Quote every entry word for word.

▶ _EXTRACTED INFORMATION_
***

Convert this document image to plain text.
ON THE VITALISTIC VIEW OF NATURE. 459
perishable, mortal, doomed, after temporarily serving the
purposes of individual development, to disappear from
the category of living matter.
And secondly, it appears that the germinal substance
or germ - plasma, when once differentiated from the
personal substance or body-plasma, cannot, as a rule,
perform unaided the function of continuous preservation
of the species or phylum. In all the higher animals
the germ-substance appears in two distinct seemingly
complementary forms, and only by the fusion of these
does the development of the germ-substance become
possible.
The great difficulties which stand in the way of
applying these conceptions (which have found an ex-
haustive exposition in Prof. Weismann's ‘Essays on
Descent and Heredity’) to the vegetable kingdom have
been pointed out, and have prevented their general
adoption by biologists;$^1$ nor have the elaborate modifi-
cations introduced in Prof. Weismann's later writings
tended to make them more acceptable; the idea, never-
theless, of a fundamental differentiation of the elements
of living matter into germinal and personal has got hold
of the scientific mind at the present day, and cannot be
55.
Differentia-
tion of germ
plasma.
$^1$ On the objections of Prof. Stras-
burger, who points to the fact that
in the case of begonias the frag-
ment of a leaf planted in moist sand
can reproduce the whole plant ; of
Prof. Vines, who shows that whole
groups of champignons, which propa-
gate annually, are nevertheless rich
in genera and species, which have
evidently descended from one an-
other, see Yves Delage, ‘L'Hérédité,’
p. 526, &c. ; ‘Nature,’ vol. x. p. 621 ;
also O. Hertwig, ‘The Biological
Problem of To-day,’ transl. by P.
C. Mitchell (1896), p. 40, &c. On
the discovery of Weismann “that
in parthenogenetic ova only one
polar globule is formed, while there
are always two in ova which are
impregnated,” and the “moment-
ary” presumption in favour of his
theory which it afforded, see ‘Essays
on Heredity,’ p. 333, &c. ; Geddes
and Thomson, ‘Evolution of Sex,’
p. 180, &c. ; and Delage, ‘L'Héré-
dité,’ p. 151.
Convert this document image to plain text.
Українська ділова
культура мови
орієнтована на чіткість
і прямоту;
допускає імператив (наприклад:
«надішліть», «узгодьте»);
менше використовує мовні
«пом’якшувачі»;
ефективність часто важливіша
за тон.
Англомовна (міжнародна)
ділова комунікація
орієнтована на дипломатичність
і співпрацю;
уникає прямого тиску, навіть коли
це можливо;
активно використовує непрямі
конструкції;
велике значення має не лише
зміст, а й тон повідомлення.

***

▶ _RESULT OF THIS EXERCISE_
Convert this document image to plain text.
ON THE VITALISTIC VIEW OF NATURE. 459
perishable, mortal, doomed, after temporarily serving the
purposes of individual development, to disappear from
the category of living matter.
And secondly, it appears that the germinal substance
or germ - plasma, when once differentiated from the
personal substance or body-plasma, cannot, as a rule,
perform unaided the function of continuous preservation
of the species or phylum. In all the higher animals
the germ-substance appears in two distinct seemingly
complementary forms, and only by the fusion of these
does the development of the germ-substance become
possible.
The great difficulties which stand in the way of
applying these conceptions (which have found an ex-
haustive exposition in Prof. Weismann's ‘Essays on
Descent and Heredity’) to the vegetable kingdom have
been pointed out, and have prevented their general
adoption by biologists;$^1$ nor have the elaborate modifi-
cations introduced in Prof. Weismann's later writings
tended to make them more acceptable; the idea, never-
theless, of a fundamental differentiation of the elements
of living matter into germinal and personal has got hold
of the scientific mind at the present day, and cannot be
55.
Differentia-
tion of germ
plasma.
$^1$ On the objections of Prof. Stras-
burger, who points to the fact that
in the case of begonias the frag-
ment of a leaf planted in moist sand
can reproduce the whole plant ; of
Prof. Vines, who shows that whole
groups of champignons, which propa-
gate annually, are nevertheless rich
in genera and species, which have
evidently descended from one an-
other, see Yves Delage, ‘L'Hérédité,’
p. 526, &c. ; ‘Nature,’ vol. x. p. 621 ;
also O. Hertwig, ‘The Biological
Problem of To-day,’ transl. by P.
C. Mitchell (1896), p. 40, &c. On
the discovery of Weismann “that
in parthenogenetic ova only one
polar globule is formed, while there
are always two in ova which are
impregnated,” and the “moment-
ary” presumption in favour of his
theory which it afforded, see ‘Essays
on Heredity,’ p. 333, &c. ; Geddes
and Thomson, ‘Evolution of Sex,’
p. 180, &c. ; and Delage, ‘L'Héré-
dité,’ p. 151.
Convert this document image to plain text.
Українська ділова
культура мови
орієнтована на чіткість
і прямоту;
допускає імператив (наприклад:
«надішліть», «узгодьте»);
менше використовує мовні
«пом’якшувачі»;
ефективність часто важливіша
за тон.
Англомовна (міжнародна)
ділова комунікація
орієнтована на дипломатичність
і співпрацю;
уникає прямого тиску, навіть коли
це можливо;
активно використовує непрямі
конструкції;
велике значення має не лише
зміст, а й тон повідомлення.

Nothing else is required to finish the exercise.